### Problem to solve
Leave out the images; return the rest of the data exactly.

#### Information supplied ####

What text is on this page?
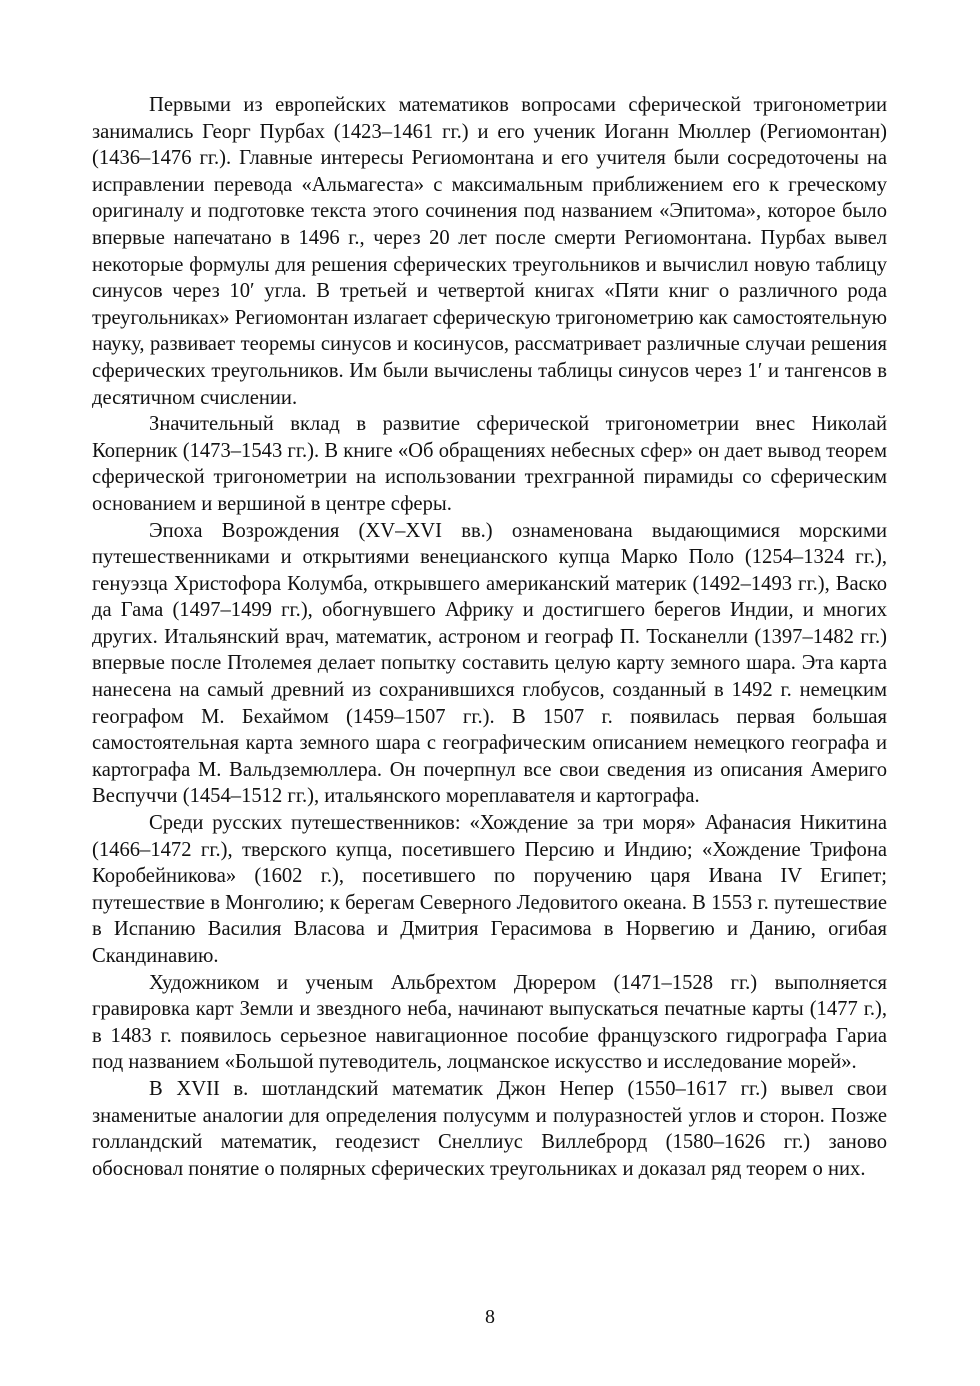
Первыми из европейских математиков вопросами сферической тригонометрии занимались Георг Пурбах (1423–1461 гг.) и его ученик Иоганн Мюллер (Региомонтан) (1436–1476 гг.). Главные интересы Региомонтана и его учителя были сосредоточены на исправлении перевода «Альмагеста» с максимальным приближением его к греческому оригиналу и подготовке текста этого сочинения под названием «Эпитома», которое было впервые напечатано в 1496 г., через 20 лет после смерти Региомонтана. Пурбах вывел некоторые формулы для решения сферических треугольников и вычислил новую таблицу синусов через 10′ угла. В третьей и четвертой книгах «Пяти книг о различного рода треугольниках» Региомонтан излагает сферическую тригонометрию как самостоятельную науку, развивает теоремы синусов и косинусов, рассматривает различные случаи решения сферических треугольников. Им были вычислены таблицы синусов через 1′ и тангенсов в десятичном счислении.

Значительный вклад в развитие сферической тригонометрии внес Николай Коперник (1473–1543 гг.). В книге «Об обращениях небесных сфер» он дает вывод теорем сферической тригонометрии на использовании трехгранной пирамиды со сферическим основанием и вершиной в центре сферы.

Эпоха Возрождения (XV–XVI вв.) ознаменована выдающимися морскими путешественниками и открытиями венецианского купца Марко Поло (1254–1324 гг.), генуэзца Христофора Колумба, открывшего американский материк (1492–1493 гг.), Васко да Гама (1497–1499 гг.), обогнувшего Африку и достигшего берегов Индии, и многих других. Итальянский врач, математик, астроном и географ П. Тосканелли (1397–1482 гг.) впервые после Птолемея делает попытку составить целую карту земного шара. Эта карта нанесена на самый древний из сохранившихся глобусов, созданный в 1492 г. немецким географом М. Бехаймом (1459–1507 гг.). В 1507 г. появилась первая большая самостоятельная карта земного шара с географическим описанием немецкого географа и картографа М. Вальдземюллера. Он почерпнул все свои сведения из описания Америго Веспуччи (1454–1512 гг.), итальянского мореплавателя и картографа.

Среди русских путешественников: «Хождение за три моря» Афанасия Никитина (1466–1472 гг.), тверского купца, посетившего Персию и Индию; «Хождение Трифона Коробейникова» (1602 г.), посетившего по поручению царя Ивана IV Египет; путешествие в Монголию; к берегам Северного Ледовитого океана. В 1553 г. путешествие в Испанию Василия Власова и Дмитрия Герасимова в Норвегию и Данию, огибая Скандинавию.

Художником и ученым Альбрехтом Дюрером (1471–1528 гг.) выполняется гравировка карт Земли и звездного неба, начинают выпускаться печатные карты (1477 г.), в 1483 г. появилось серьезное навигационное пособие французского гидрографа Гариа под названием «Большой путеводитель, лоцманское искусство и исследование морей».

В XVII в. шотландский математик Джон Непер (1550–1617 гг.) вывел свои знаменитые аналогии для определения полусумм и полуразностей углов и сторон. Позже голландский математик, геодезист Снеллиус Виллеброрд (1580–1626 гг.) заново обосновал понятие о полярных сферических треугольниках и доказал ряд теорем о них.

8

####

### Task answer
What text is on this page?
Первыми из европейских математиков вопросами сферической тригонометрии занимались Георг Пурбах (1423–1461 гг.) и его ученик Иоганн Мюллер (Региомонтан) (1436–1476 гг.). Главные интересы Региомонтана и его учителя были сосредоточены на исправлении перевода «Альмагеста» с максимальным приближением его к греческому оригиналу и подготовке текста этого сочинения под названием «Эпитома», которое было впервые напечатано в 1496 г., через 20 лет после смерти Региомонтана. Пурбах вывел некоторые формулы для решения сферических треугольников и вычислил новую таблицу синусов через 10′ угла. В третьей и четвертой книгах «Пяти книг о различного рода треугольниках» Региомонтан излагает сферическую тригонометрию как самостоятельную науку, развивает теоремы синусов и косинусов, рассматривает различные случаи решения сферических треугольников. Им были вычислены таблицы синусов через 1′ и тангенсов в десятичном счислении.

Значительный вклад в развитие сферической тригонометрии внес Николай Коперник (1473–1543 гг.). В книге «Об обращениях небесных сфер» он дает вывод теорем сферической тригонометрии на использовании трехгранной пирамиды со сферическим основанием и вершиной в центре сферы.

Эпоха Возрождения (XV–XVI вв.) ознаменована выдающимися морскими путешественниками и открытиями венецианского купца Марко Поло (1254–1324 гг.), генуэзца Христофора Колумба, открывшего американский материк (1492–1493 гг.), Васко да Гама (1497–1499 гг.), обогнувшего Африку и достигшего берегов Индии, и многих других. Итальянский врач, математик, астроном и географ П. Тосканелли (1397–1482 гг.) впервые после Птолемея делает попытку составить целую карту земного шара. Эта карта нанесена на самый древний из сохранившихся глобусов, созданный в 1492 г. немецким географом М. Бехаймом (1459–1507 гг.). В 1507 г. появилась первая большая самостоятельная карта земного шара с географическим описанием немецкого географа и картографа М. Вальдземюллера. Он почерпнул все свои сведения из описания Америго Веспуччи (1454–1512 гг.), итальянского мореплавателя и картографа.

Среди русских путешественников: «Хождение за три моря» Афанасия Никитина (1466–1472 гг.), тверского купца, посетившего Персию и Индию; «Хождение Трифона Коробейникова» (1602 г.), посетившего по поручению царя Ивана IV Египет; путешествие в Монголию; к берегам Северного Ледовитого океана. В 1553 г. путешествие в Испанию Василия Власова и Дмитрия Герасимова в Норвегию и Данию, огибая Скандинавию.

Художником и ученым Альбрехтом Дюрером (1471–1528 гг.) выполняется гравировка карт Земли и звездного неба, начинают выпускаться печатные карты (1477 г.), в 1483 г. появилось серьезное навигационное пособие французского гидрографа Гариа под названием «Большой путеводитель, лоцманское искусство и исследование морей».

В XVII в. шотландский математик Джон Непер (1550–1617 гг.) вывел свои знаменитые аналогии для определения полусумм и полуразностей углов и сторон. Позже голландский математик, геодезист Снеллиус Виллеброрд (1580–1626 гг.) заново обосновал понятие о полярных сферических треугольниках и доказал ряд теорем о них.

8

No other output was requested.